Of all the lines in the records below, how many hold the word "content"? Give the number alone.

>> BEGIN Information shown

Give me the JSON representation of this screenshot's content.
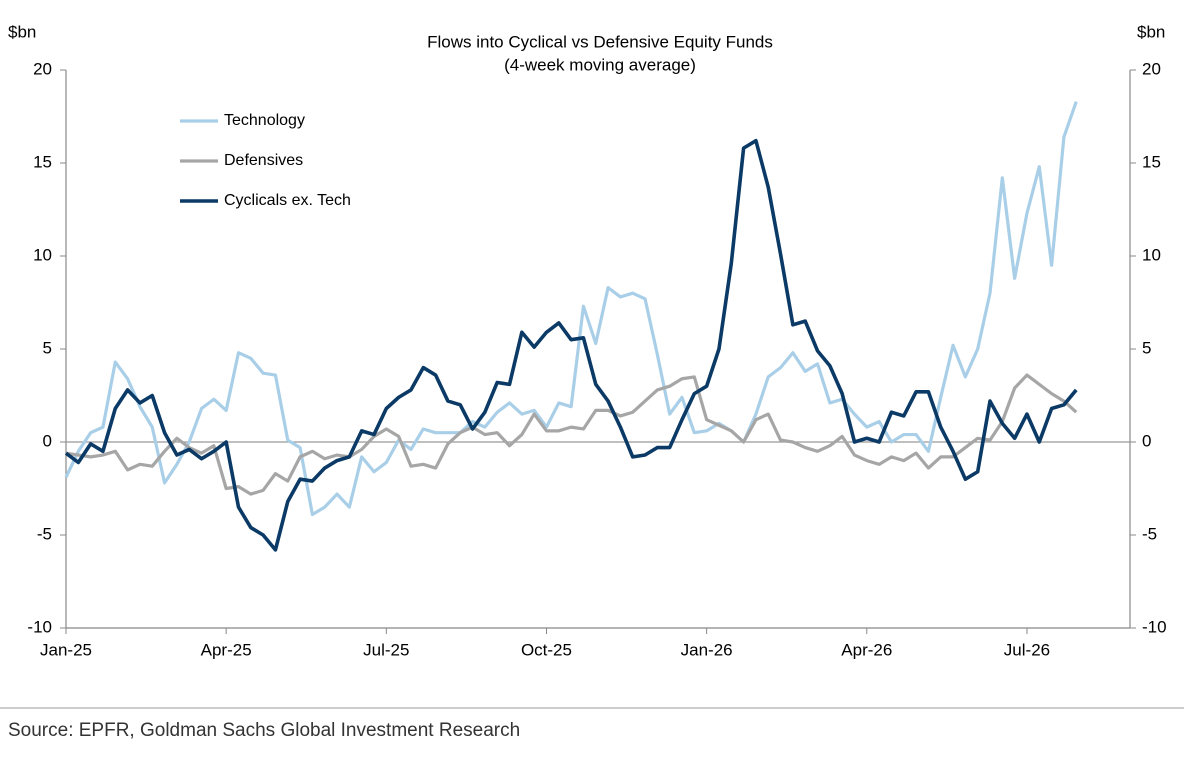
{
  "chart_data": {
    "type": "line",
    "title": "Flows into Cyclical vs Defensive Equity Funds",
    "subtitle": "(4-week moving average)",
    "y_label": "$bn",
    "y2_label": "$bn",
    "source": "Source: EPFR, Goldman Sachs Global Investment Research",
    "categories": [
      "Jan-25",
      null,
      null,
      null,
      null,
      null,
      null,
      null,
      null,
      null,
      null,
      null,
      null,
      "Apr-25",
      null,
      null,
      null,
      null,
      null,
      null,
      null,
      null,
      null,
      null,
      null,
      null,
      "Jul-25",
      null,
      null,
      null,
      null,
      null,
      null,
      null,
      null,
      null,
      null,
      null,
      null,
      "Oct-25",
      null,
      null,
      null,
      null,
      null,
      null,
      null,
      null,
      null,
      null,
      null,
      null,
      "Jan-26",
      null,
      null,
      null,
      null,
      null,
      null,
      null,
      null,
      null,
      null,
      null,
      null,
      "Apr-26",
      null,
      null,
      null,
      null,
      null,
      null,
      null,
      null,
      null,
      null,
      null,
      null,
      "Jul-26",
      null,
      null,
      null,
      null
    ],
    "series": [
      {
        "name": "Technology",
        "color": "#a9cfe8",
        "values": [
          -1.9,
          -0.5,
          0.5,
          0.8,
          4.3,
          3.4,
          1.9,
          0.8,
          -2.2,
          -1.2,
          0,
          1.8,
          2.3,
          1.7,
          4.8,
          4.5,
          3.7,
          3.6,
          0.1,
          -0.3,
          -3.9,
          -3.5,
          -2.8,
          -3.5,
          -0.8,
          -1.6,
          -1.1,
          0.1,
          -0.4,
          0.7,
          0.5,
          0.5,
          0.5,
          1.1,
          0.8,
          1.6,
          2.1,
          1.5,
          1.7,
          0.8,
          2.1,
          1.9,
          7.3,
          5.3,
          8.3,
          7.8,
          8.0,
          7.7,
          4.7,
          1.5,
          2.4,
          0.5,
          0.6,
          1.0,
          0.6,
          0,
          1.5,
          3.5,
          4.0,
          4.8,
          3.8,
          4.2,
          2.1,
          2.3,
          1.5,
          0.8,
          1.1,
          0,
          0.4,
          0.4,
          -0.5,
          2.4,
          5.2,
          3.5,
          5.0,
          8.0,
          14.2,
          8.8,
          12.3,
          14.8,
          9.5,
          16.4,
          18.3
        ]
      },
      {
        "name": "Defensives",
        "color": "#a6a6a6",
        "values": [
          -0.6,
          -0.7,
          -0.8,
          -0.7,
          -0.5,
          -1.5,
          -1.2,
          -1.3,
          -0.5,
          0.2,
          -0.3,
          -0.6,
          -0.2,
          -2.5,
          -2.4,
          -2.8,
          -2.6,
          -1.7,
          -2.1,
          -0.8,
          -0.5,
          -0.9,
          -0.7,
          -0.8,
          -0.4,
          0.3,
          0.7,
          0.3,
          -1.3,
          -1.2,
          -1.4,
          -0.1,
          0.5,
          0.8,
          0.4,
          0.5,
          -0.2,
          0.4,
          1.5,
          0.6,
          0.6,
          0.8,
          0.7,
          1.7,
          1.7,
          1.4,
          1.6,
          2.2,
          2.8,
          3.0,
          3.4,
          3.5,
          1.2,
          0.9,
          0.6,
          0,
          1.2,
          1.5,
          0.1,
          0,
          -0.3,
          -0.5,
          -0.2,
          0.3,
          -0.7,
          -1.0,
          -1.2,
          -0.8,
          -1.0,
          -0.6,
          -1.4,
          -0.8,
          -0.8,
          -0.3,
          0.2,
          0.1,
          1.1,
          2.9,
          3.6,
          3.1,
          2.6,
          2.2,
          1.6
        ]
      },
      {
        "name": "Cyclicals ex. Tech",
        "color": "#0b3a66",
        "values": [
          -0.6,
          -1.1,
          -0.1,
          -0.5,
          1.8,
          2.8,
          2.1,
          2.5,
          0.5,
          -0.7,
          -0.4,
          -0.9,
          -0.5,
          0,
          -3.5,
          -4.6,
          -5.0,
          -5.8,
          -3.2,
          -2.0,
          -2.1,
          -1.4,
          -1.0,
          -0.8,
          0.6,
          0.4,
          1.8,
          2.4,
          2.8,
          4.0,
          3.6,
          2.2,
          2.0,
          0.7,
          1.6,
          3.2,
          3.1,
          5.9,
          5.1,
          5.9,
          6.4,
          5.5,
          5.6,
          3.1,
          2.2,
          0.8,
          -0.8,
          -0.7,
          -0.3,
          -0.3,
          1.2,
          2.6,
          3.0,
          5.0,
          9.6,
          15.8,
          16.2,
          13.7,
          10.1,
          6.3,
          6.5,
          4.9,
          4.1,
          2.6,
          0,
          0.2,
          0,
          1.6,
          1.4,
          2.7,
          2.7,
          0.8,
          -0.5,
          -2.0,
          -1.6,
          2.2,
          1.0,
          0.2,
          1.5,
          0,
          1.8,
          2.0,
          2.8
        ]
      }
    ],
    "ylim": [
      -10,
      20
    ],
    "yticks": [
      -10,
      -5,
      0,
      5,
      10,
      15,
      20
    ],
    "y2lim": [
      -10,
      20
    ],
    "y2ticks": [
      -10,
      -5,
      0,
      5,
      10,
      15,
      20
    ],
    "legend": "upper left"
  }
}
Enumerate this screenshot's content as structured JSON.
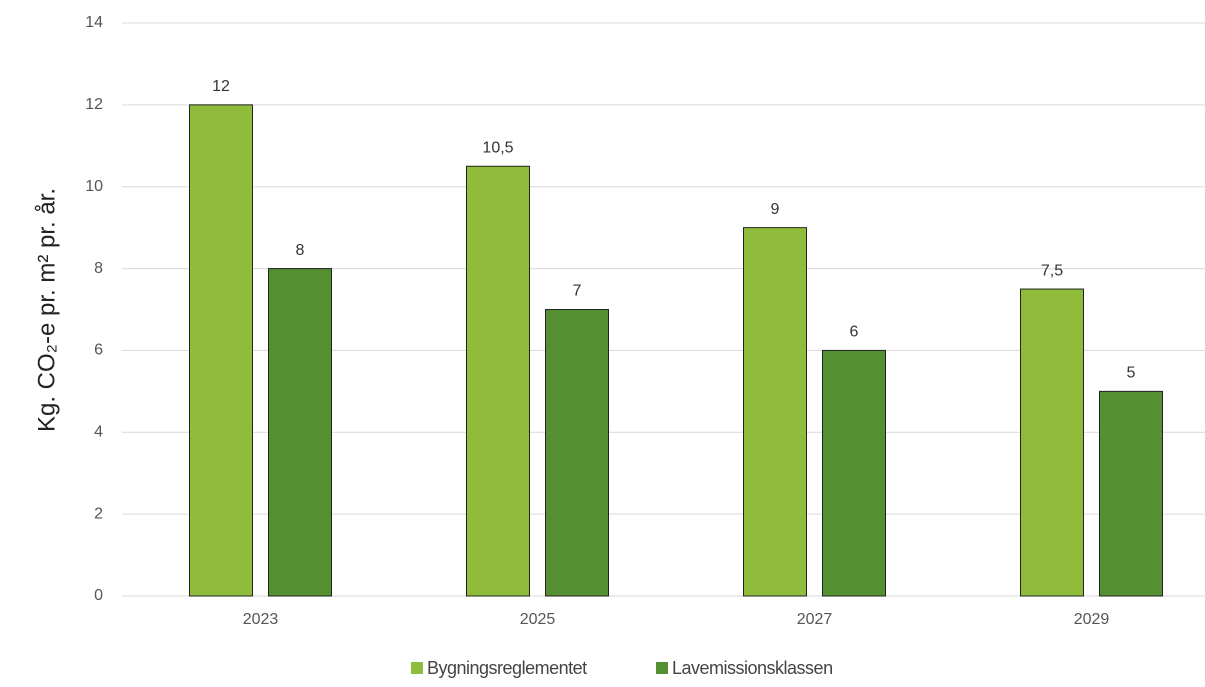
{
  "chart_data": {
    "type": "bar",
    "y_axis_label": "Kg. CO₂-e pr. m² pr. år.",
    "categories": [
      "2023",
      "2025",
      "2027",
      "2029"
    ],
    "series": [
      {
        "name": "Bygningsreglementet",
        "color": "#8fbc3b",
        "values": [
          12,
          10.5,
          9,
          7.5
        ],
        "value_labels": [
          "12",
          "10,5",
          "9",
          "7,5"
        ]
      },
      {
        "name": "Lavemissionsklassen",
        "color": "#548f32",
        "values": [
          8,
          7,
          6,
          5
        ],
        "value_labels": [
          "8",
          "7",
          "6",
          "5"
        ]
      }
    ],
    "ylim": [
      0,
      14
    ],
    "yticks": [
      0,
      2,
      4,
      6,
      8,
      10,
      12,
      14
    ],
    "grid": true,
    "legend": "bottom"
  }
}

>> END Information shown

Reply to the task. 2